Transcribe the entries that follow, word for word.

» **Data records**
########
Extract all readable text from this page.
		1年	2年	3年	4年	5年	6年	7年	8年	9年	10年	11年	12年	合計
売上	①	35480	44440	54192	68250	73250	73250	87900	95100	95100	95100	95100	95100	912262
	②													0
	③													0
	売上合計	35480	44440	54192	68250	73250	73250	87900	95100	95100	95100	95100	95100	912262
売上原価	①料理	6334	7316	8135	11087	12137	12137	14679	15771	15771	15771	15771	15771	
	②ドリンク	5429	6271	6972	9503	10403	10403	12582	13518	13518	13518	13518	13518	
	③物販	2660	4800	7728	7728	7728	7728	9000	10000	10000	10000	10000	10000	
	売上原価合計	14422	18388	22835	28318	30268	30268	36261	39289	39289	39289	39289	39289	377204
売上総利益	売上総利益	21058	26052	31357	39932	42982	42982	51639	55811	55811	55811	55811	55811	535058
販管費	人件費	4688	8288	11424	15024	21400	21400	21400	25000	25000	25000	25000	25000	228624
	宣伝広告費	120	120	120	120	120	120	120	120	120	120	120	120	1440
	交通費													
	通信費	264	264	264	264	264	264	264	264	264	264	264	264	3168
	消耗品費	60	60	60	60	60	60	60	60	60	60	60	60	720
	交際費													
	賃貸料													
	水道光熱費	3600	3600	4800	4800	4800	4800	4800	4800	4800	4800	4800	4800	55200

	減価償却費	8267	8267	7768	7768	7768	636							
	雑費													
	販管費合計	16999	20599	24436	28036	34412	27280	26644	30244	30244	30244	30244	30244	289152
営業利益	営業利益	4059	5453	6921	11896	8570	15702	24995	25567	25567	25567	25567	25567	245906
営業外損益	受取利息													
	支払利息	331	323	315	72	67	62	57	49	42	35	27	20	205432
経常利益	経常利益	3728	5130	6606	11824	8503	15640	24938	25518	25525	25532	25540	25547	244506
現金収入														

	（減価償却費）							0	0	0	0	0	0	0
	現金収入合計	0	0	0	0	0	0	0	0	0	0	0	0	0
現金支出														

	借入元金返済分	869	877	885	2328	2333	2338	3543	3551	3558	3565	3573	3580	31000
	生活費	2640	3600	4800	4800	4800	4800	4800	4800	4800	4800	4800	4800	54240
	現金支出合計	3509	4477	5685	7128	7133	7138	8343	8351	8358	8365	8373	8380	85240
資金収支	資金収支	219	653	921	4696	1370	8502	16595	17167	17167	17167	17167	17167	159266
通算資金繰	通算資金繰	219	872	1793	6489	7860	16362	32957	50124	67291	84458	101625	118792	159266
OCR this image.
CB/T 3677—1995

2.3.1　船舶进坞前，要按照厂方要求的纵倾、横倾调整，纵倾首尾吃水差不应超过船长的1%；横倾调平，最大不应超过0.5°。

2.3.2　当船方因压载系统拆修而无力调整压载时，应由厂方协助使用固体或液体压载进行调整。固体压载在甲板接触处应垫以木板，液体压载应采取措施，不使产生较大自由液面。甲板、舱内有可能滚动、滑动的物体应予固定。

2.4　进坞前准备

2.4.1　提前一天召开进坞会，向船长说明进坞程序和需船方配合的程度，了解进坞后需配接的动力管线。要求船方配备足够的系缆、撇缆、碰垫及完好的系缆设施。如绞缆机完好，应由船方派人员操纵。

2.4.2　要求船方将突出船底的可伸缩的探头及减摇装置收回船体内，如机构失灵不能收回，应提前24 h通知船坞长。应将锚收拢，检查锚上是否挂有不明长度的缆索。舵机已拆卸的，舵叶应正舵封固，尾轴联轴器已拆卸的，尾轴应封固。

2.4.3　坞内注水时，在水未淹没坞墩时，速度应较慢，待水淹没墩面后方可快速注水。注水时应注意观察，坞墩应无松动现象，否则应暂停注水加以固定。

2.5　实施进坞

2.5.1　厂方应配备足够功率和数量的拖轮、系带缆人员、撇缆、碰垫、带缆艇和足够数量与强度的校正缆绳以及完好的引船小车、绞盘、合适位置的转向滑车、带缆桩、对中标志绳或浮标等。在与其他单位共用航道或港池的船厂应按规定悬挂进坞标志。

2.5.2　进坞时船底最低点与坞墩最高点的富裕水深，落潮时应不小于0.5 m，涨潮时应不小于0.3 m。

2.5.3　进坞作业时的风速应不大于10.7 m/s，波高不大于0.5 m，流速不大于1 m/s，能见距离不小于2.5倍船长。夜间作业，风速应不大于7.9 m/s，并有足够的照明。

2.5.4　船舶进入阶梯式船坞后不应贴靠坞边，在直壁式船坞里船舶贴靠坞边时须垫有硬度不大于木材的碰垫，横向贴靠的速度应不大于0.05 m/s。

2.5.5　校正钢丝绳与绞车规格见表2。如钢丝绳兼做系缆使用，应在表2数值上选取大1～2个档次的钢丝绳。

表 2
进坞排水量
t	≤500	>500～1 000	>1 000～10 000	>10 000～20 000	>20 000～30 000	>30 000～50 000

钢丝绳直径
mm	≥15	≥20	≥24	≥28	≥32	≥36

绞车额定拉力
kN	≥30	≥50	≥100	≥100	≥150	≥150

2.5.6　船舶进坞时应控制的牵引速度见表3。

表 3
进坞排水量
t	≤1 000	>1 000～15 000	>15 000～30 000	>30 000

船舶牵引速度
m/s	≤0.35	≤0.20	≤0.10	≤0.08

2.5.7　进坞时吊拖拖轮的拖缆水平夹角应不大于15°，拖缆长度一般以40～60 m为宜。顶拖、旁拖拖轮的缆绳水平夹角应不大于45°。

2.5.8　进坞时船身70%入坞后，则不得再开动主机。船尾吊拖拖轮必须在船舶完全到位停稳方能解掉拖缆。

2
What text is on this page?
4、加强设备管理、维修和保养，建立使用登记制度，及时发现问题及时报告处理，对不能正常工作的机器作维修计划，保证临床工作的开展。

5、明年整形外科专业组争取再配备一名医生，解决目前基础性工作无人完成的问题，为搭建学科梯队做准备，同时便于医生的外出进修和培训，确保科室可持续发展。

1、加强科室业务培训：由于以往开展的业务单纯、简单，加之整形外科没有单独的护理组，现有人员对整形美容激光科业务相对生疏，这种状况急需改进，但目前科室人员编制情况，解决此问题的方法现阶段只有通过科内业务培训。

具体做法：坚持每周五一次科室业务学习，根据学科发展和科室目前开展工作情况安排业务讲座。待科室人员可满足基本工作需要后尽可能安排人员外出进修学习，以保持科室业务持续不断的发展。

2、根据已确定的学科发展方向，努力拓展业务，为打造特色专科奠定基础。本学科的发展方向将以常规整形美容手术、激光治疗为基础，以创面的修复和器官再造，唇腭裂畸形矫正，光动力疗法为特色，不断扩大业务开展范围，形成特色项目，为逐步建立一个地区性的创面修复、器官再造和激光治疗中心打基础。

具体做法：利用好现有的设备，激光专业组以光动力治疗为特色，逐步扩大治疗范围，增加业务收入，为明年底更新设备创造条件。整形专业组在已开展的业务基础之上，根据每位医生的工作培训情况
########
» **Completed task**
Extract all readable text from this page.
		1年	2年	3年	4年	5年	6年	7年	8年	9年	10年	11年	12年	合計
売上	①	35480	44440	54192	68250	73250	73250	87900	95100	95100	95100	95100	95100	912262
	②													0
	③													0
	売上合計	35480	44440	54192	68250	73250	73250	87900	95100	95100	95100	95100	95100	912262
売上原価	①料理	6334	7316	8135	11087	12137	12137	14679	15771	15771	15771	15771	15771	
	②ドリンク	5429	6271	6972	9503	10403	10403	12582	13518	13518	13518	13518	13518	
	③物販	2660	4800	7728	7728	7728	7728	9000	10000	10000	10000	10000	10000	
	売上原価合計	14422	18388	22835	28318	30268	30268	36261	39289	39289	39289	39289	39289	377204
売上総利益	売上総利益	21058	26052	31357	39932	42982	42982	51639	55811	55811	55811	55811	55811	535058
販管費	人件費	4688	8288	11424	15024	21400	21400	21400	25000	25000	25000	25000	25000	228624
	宣伝広告費	120	120	120	120	120	120	120	120	120	120	120	120	1440
	交通費													
	通信費	264	264	264	264	264	264	264	264	264	264	264	264	3168
	消耗品費	60	60	60	60	60	60	60	60	60	60	60	60	720
	交際費													
	賃貸料													
	水道光熱費	3600	3600	4800	4800	4800	4800	4800	4800	4800	4800	4800	4800	55200

	減価償却費	8267	8267	7768	7768	7768	636							
	雑費													
	販管費合計	16999	20599	24436	28036	34412	27280	26644	30244	30244	30244	30244	30244	289152
営業利益	営業利益	4059	5453	6921	11896	8570	15702	24995	25567	25567	25567	25567	25567	245906
営業外損益	受取利息													
	支払利息	331	323	315	72	67	62	57	49	42	35	27	20	205432
経常利益	経常利益	3728	5130	6606	11824	8503	15640	24938	25518	25525	25532	25540	25547	244506
現金収入														

	（減価償却費）							0	0	0	0	0	0	0
	現金収入合計	0	0	0	0	0	0	0	0	0	0	0	0	0
現金支出														

	借入元金返済分	869	877	885	2328	2333	2338	3543	3551	3558	3565	3573	3580	31000
	生活費	2640	3600	4800	4800	4800	4800	4800	4800	4800	4800	4800	4800	54240
	現金支出合計	3509	4477	5685	7128	7133	7138	8343	8351	8358	8365	8373	8380	85240
資金収支	資金収支	219	653	921	4696	1370	8502	16595	17167	17167	17167	17167	17167	159266
通算資金繰	通算資金繰	219	872	1793	6489	7860	16362	32957	50124	67291	84458	101625	118792	159266
OCR this image.
CB/T 3677—1995

2.3.1　船舶进坞前，要按照厂方要求的纵倾、横倾调整，纵倾首尾吃水差不应超过船长的1%；横倾调平，最大不应超过0.5°。

2.3.2　当船方因压载系统拆修而无力调整压载时，应由厂方协助使用固体或液体压载进行调整。固体压载在甲板接触处应垫以木板，液体压载应采取措施，不使产生较大自由液面。甲板、舱内有可能滚动、滑动的物体应予固定。

2.4　进坞前准备

2.4.1　提前一天召开进坞会，向船长说明进坞程序和需船方配合的程度，了解进坞后需配接的动力管线。要求船方配备足够的系缆、撇缆、碰垫及完好的系缆设施。如绞缆机完好，应由船方派人员操纵。

2.4.2　要求船方将突出船底的可伸缩的探头及减摇装置收回船体内，如机构失灵不能收回，应提前24 h通知船坞长。应将锚收拢，检查锚上是否挂有不明长度的缆索。舵机已拆卸的，舵叶应正舵封固，尾轴联轴器已拆卸的，尾轴应封固。

2.4.3　坞内注水时，在水未淹没坞墩时，速度应较慢，待水淹没墩面后方可快速注水。注水时应注意观察，坞墩应无松动现象，否则应暂停注水加以固定。

2.5　实施进坞

2.5.1　厂方应配备足够功率和数量的拖轮、系带缆人员、撇缆、碰垫、带缆艇和足够数量与强度的校正缆绳以及完好的引船小车、绞盘、合适位置的转向滑车、带缆桩、对中标志绳或浮标等。在与其他单位共用航道或港池的船厂应按规定悬挂进坞标志。

2.5.2　进坞时船底最低点与坞墩最高点的富裕水深，落潮时应不小于0.5 m，涨潮时应不小于0.3 m。

2.5.3　进坞作业时的风速应不大于10.7 m/s，波高不大于0.5 m，流速不大于1 m/s，能见距离不小于2.5倍船长。夜间作业，风速应不大于7.9 m/s，并有足够的照明。

2.5.4　船舶进入阶梯式船坞后不应贴靠坞边，在直壁式船坞里船舶贴靠坞边时须垫有硬度不大于木材的碰垫，横向贴靠的速度应不大于0.05 m/s。

2.5.5　校正钢丝绳与绞车规格见表2。如钢丝绳兼做系缆使用，应在表2数值上选取大1～2个档次的钢丝绳。

表 2
进坞排水量
t	≤500	>500～1 000	>1 000～10 000	>10 000～20 000	>20 000～30 000	>30 000～50 000

钢丝绳直径
mm	≥15	≥20	≥24	≥28	≥32	≥36

绞车额定拉力
kN	≥30	≥50	≥100	≥100	≥150	≥150

2.5.6　船舶进坞时应控制的牵引速度见表3。

表 3
进坞排水量
t	≤1 000	>1 000～15 000	>15 000～30 000	>30 000

船舶牵引速度
m/s	≤0.35	≤0.20	≤0.10	≤0.08

2.5.7　进坞时吊拖拖轮的拖缆水平夹角应不大于15°，拖缆长度一般以40～60 m为宜。顶拖、旁拖拖轮的缆绳水平夹角应不大于45°。

2.5.8　进坞时船身70%入坞后，则不得再开动主机。船尾吊拖拖轮必须在船舶完全到位停稳方能解掉拖缆。

2
What text is on this page?
4、加强设备管理、维修和保养，建立使用登记制度，及时发现问题及时报告处理，对不能正常工作的机器作维修计划，保证临床工作的开展。

5、明年整形外科专业组争取再配备一名医生，解决目前基础性工作无人完成的问题，为搭建学科梯队做准备，同时便于医生的外出进修和培训，确保科室可持续发展。

1、加强科室业务培训：由于以往开展的业务单纯、简单，加之整形外科没有单独的护理组，现有人员对整形美容激光科业务相对生疏，这种状况急需改进，但目前科室人员编制情况，解决此问题的方法现阶段只有通过科内业务培训。

具体做法：坚持每周五一次科室业务学习，根据学科发展和科室目前开展工作情况安排业务讲座。待科室人员可满足基本工作需要后尽可能安排人员外出进修学习，以保持科室业务持续不断的发展。

2、根据已确定的学科发展方向，努力拓展业务，为打造特色专科奠定基础。本学科的发展方向将以常规整形美容手术、激光治疗为基础，以创面的修复和器官再造，唇腭裂畸形矫正，光动力疗法为特色，不断扩大业务开展范围，形成特色项目，为逐步建立一个地区性的创面修复、器官再造和激光治疗中心打基础。

具体做法：利用好现有的设备，激光专业组以光动力治疗为特色，逐步扩大治疗范围，增加业务收入，为明年底更新设备创造条件。整形专业组在已开展的业务基础之上，根据每位医生的工作培训情况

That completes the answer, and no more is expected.